Your instructions:
Without including the pictures, copy out every line below.

(Figure contents as structured data)
* * *

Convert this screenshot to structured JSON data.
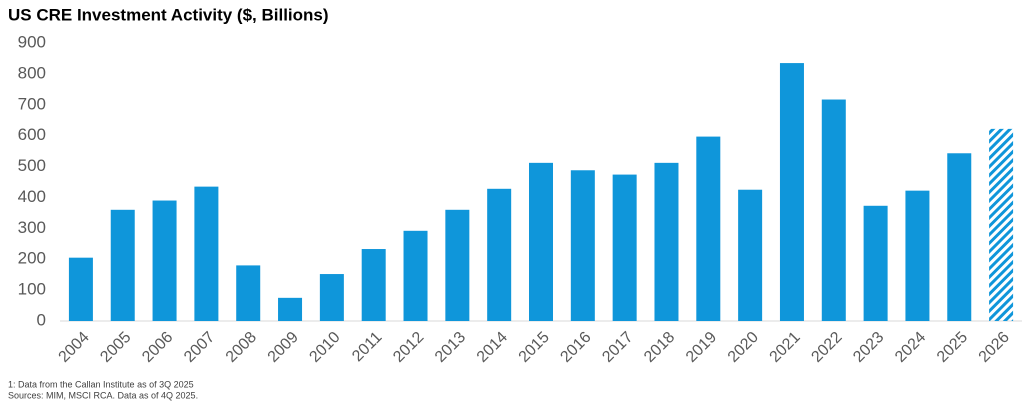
{
  "chart_data": {
    "type": "bar",
    "title": "US CRE Investment Activity ($, Billions)",
    "categories": [
      "2004",
      "2005",
      "2006",
      "2007",
      "2008",
      "2009",
      "2010",
      "2011",
      "2012",
      "2013",
      "2014",
      "2015",
      "2016",
      "2017",
      "2018",
      "2019",
      "2020",
      "2021",
      "2022",
      "2023",
      "2024",
      "2025",
      "2026"
    ],
    "values": [
      205,
      360,
      390,
      435,
      180,
      75,
      152,
      233,
      292,
      360,
      428,
      512,
      488,
      474,
      512,
      597,
      425,
      835,
      717,
      373,
      422,
      543,
      622
    ],
    "hatched": [
      false,
      false,
      false,
      false,
      false,
      false,
      false,
      false,
      false,
      false,
      false,
      false,
      false,
      false,
      false,
      false,
      false,
      false,
      false,
      false,
      false,
      false,
      true
    ],
    "color": "#0f96da",
    "ylim": [
      0,
      900
    ],
    "yticks": [
      0,
      100,
      200,
      300,
      400,
      500,
      600,
      700,
      800,
      900
    ],
    "grid": false,
    "footnotes": [
      "1: Data from the Callan Institute as of 3Q 2025",
      "Sources: MIM, MSCI RCA. Data as of 4Q 2025."
    ]
  }
}
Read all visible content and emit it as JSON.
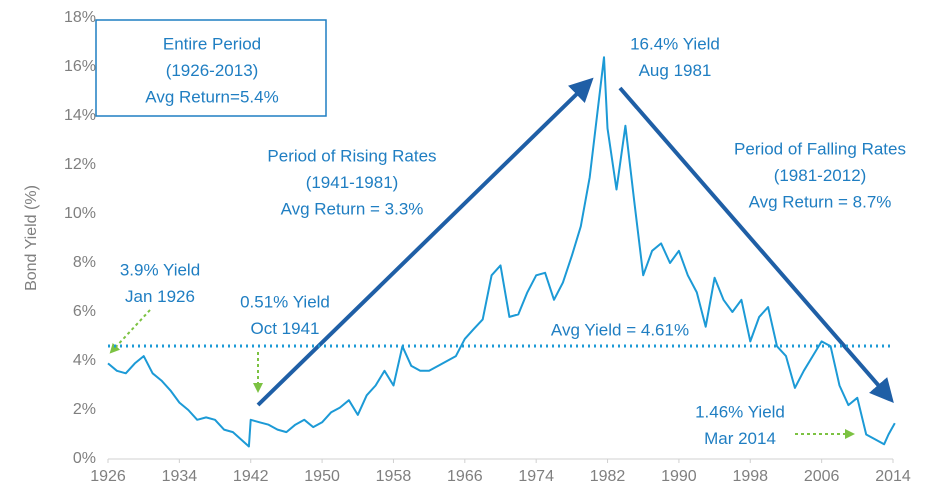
{
  "chart_data": {
    "type": "line",
    "y_label": "Bond Yield (%)",
    "color": "#1c9ad6",
    "x": [
      1926,
      1927,
      1928,
      1929,
      1930,
      1931,
      1932,
      1933,
      1934,
      1935,
      1936,
      1937,
      1938,
      1939,
      1940,
      1941.8,
      1942,
      1943,
      1944,
      1945,
      1946,
      1947,
      1948,
      1949,
      1950,
      1951,
      1952,
      1953,
      1954,
      1955,
      1956,
      1957,
      1958,
      1959,
      1960,
      1961,
      1962,
      1963,
      1964,
      1965,
      1966,
      1967,
      1968,
      1969,
      1970,
      1971,
      1972,
      1973,
      1974,
      1975,
      1976,
      1977,
      1978,
      1979,
      1980,
      1981.6,
      1982,
      1983,
      1984,
      1985,
      1986,
      1987,
      1988,
      1989,
      1990,
      1991,
      1992,
      1993,
      1994,
      1995,
      1996,
      1997,
      1998,
      1999,
      2000,
      2001,
      2002,
      2003,
      2004,
      2005,
      2006,
      2007,
      2008,
      2009,
      2010,
      2011,
      2012,
      2013,
      2013.5,
      2014.2
    ],
    "values": [
      3.9,
      3.6,
      3.5,
      3.9,
      4.2,
      3.5,
      3.2,
      2.8,
      2.3,
      2.0,
      1.6,
      1.7,
      1.6,
      1.2,
      1.1,
      0.51,
      1.6,
      1.5,
      1.4,
      1.2,
      1.1,
      1.4,
      1.6,
      1.3,
      1.5,
      1.9,
      2.1,
      2.4,
      1.8,
      2.6,
      3.0,
      3.6,
      3.0,
      4.6,
      3.8,
      3.6,
      3.6,
      3.8,
      4.0,
      4.2,
      4.9,
      5.3,
      5.7,
      7.5,
      7.9,
      5.8,
      5.9,
      6.8,
      7.5,
      7.6,
      6.5,
      7.2,
      8.3,
      9.5,
      11.5,
      16.4,
      13.5,
      11.0,
      13.6,
      10.5,
      7.5,
      8.5,
      8.8,
      8.0,
      8.5,
      7.5,
      6.8,
      5.4,
      7.4,
      6.5,
      6.0,
      6.5,
      4.8,
      5.8,
      6.2,
      4.6,
      4.2,
      2.9,
      3.6,
      4.2,
      4.8,
      4.6,
      3.0,
      2.2,
      2.5,
      1.0,
      0.8,
      0.6,
      1.0,
      1.46
    ],
    "xlim": [
      1926,
      2014
    ],
    "xticks": [
      1926,
      1934,
      1942,
      1950,
      1958,
      1966,
      1974,
      1982,
      1990,
      1998,
      2006,
      2014
    ],
    "ylim": [
      0,
      18
    ],
    "yticks": [
      {
        "value": 0,
        "label": "0%"
      },
      {
        "value": 2,
        "label": "2%"
      },
      {
        "value": 4,
        "label": "4%"
      },
      {
        "value": 6,
        "label": "6%"
      },
      {
        "value": 8,
        "label": "8%"
      },
      {
        "value": 10,
        "label": "10%"
      },
      {
        "value": 12,
        "label": "12%"
      },
      {
        "value": 14,
        "label": "14%"
      },
      {
        "value": 16,
        "label": "16%"
      },
      {
        "value": 18,
        "label": "18%"
      }
    ],
    "avg_yield": {
      "value": 4.61,
      "label": "Avg Yield = 4.61%",
      "color": "#1c9ad6"
    },
    "annotations": [
      {
        "text": [
          "Entire Period",
          "(1926-2013)",
          "Avg Return=5.4%"
        ]
      },
      {
        "text": [
          "16.4% Yield",
          "Aug 1981"
        ]
      },
      {
        "text": [
          "Period of Rising Rates",
          "(1941-1981)",
          "Avg Return = 3.3%"
        ]
      },
      {
        "text": [
          "Period of Falling Rates",
          "(1981-2012)",
          "Avg Return = 8.7%"
        ]
      },
      {
        "text": [
          "3.9% Yield",
          "Jan 1926"
        ]
      },
      {
        "text": [
          "0.51% Yield",
          "Oct 1941"
        ]
      },
      {
        "text": [
          "1.46% Yield",
          "Mar 2014"
        ]
      }
    ]
  }
}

* * *

Answer for the task:
Convert this screenshot to structured JSON data.
{
  "chart_data": {
    "type": "bar",
    "title": "US CRE Investment Activity ($, Billions)",
    "categories": [
      "2004",
      "2005",
      "2006",
      "2007",
      "2008",
      "2009",
      "2010",
      "2011",
      "2012",
      "2013",
      "2014",
      "2015",
      "2016",
      "2017",
      "2018",
      "2019",
      "2020",
      "2021",
      "2022",
      "2023",
      "2024",
      "2025",
      "2026"
    ],
    "values": [
      205,
      360,
      390,
      435,
      180,
      75,
      152,
      233,
      292,
      360,
      428,
      512,
      488,
      474,
      512,
      597,
      425,
      835,
      717,
      373,
      422,
      543,
      622
    ],
    "hatched": [
      false,
      false,
      false,
      false,
      false,
      false,
      false,
      false,
      false,
      false,
      false,
      false,
      false,
      false,
      false,
      false,
      false,
      false,
      false,
      false,
      false,
      false,
      true
    ],
    "color": "#0f96da",
    "ylim": [
      0,
      900
    ],
    "yticks": [
      0,
      100,
      200,
      300,
      400,
      500,
      600,
      700,
      800,
      900
    ],
    "grid": false,
    "footnotes": [
      "1: Data from the Callan Institute as of 3Q 2025",
      "Sources: MIM, MSCI RCA. Data as of 4Q 2025."
    ]
  }
}
Read all visible content and emit it as JSON.
{
  "chart_data": {
    "type": "line",
    "y_label": "Bond Yield (%)",
    "color": "#1c9ad6",
    "x": [
      1926,
      1927,
      1928,
      1929,
      1930,
      1931,
      1932,
      1933,
      1934,
      1935,
      1936,
      1937,
      1938,
      1939,
      1940,
      1941.8,
      1942,
      1943,
      1944,
      1945,
      1946,
      1947,
      1948,
      1949,
      1950,
      1951,
      1952,
      1953,
      1954,
      1955,
      1956,
      1957,
      1958,
      1959,
      1960,
      1961,
      1962,
      1963,
      1964,
      1965,
      1966,
      1967,
      1968,
      1969,
      1970,
      1971,
      1972,
      1973,
      1974,
      1975,
      1976,
      1977,
      1978,
      1979,
      1980,
      1981.6,
      1982,
      1983,
      1984,
      1985,
      1986,
      1987,
      1988,
      1989,
      1990,
      1991,
      1992,
      1993,
      1994,
      1995,
      1996,
      1997,
      1998,
      1999,
      2000,
      2001,
      2002,
      2003,
      2004,
      2005,
      2006,
      2007,
      2008,
      2009,
      2010,
      2011,
      2012,
      2013,
      2013.5,
      2014.2
    ],
    "values": [
      3.9,
      3.6,
      3.5,
      3.9,
      4.2,
      3.5,
      3.2,
      2.8,
      2.3,
      2.0,
      1.6,
      1.7,
      1.6,
      1.2,
      1.1,
      0.51,
      1.6,
      1.5,
      1.4,
      1.2,
      1.1,
      1.4,
      1.6,
      1.3,
      1.5,
      1.9,
      2.1,
      2.4,
      1.8,
      2.6,
      3.0,
      3.6,
      3.0,
      4.6,
      3.8,
      3.6,
      3.6,
      3.8,
      4.0,
      4.2,
      4.9,
      5.3,
      5.7,
      7.5,
      7.9,
      5.8,
      5.9,
      6.8,
      7.5,
      7.6,
      6.5,
      7.2,
      8.3,
      9.5,
      11.5,
      16.4,
      13.5,
      11.0,
      13.6,
      10.5,
      7.5,
      8.5,
      8.8,
      8.0,
      8.5,
      7.5,
      6.8,
      5.4,
      7.4,
      6.5,
      6.0,
      6.5,
      4.8,
      5.8,
      6.2,
      4.6,
      4.2,
      2.9,
      3.6,
      4.2,
      4.8,
      4.6,
      3.0,
      2.2,
      2.5,
      1.0,
      0.8,
      0.6,
      1.0,
      1.46
    ],
    "xlim": [
      1926,
      2014
    ],
    "xticks": [
      1926,
      1934,
      1942,
      1950,
      1958,
      1966,
      1974,
      1982,
      1990,
      1998,
      2006,
      2014
    ],
    "ylim": [
      0,
      18
    ],
    "yticks": [
      {
        "value": 0,
        "label": "0%"
      },
      {
        "value": 2,
        "label": "2%"
      },
      {
        "value": 4,
        "label": "4%"
      },
      {
        "value": 6,
        "label": "6%"
      },
      {
        "value": 8,
        "label": "8%"
      },
      {
        "value": 10,
        "label": "10%"
      },
      {
        "value": 12,
        "label": "12%"
      },
      {
        "value": 14,
        "label": "14%"
      },
      {
        "value": 16,
        "label": "16%"
      },
      {
        "value": 18,
        "label": "18%"
      }
    ],
    "avg_yield": {
      "value": 4.61,
      "label": "Avg Yield = 4.61%",
      "color": "#1c9ad6"
    },
    "annotations": [
      {
        "text": [
          "Entire Period",
          "(1926-2013)",
          "Avg Return=5.4%"
        ]
      },
      {
        "text": [
          "16.4% Yield",
          "Aug 1981"
        ]
      },
      {
        "text": [
          "Period of Rising Rates",
          "(1941-1981)",
          "Avg Return = 3.3%"
        ]
      },
      {
        "text": [
          "Period of Falling Rates",
          "(1981-2012)",
          "Avg Return = 8.7%"
        ]
      },
      {
        "text": [
          "3.9% Yield",
          "Jan 1926"
        ]
      },
      {
        "text": [
          "0.51% Yield",
          "Oct 1941"
        ]
      },
      {
        "text": [
          "1.46% Yield",
          "Mar 2014"
        ]
      }
    ]
  }
}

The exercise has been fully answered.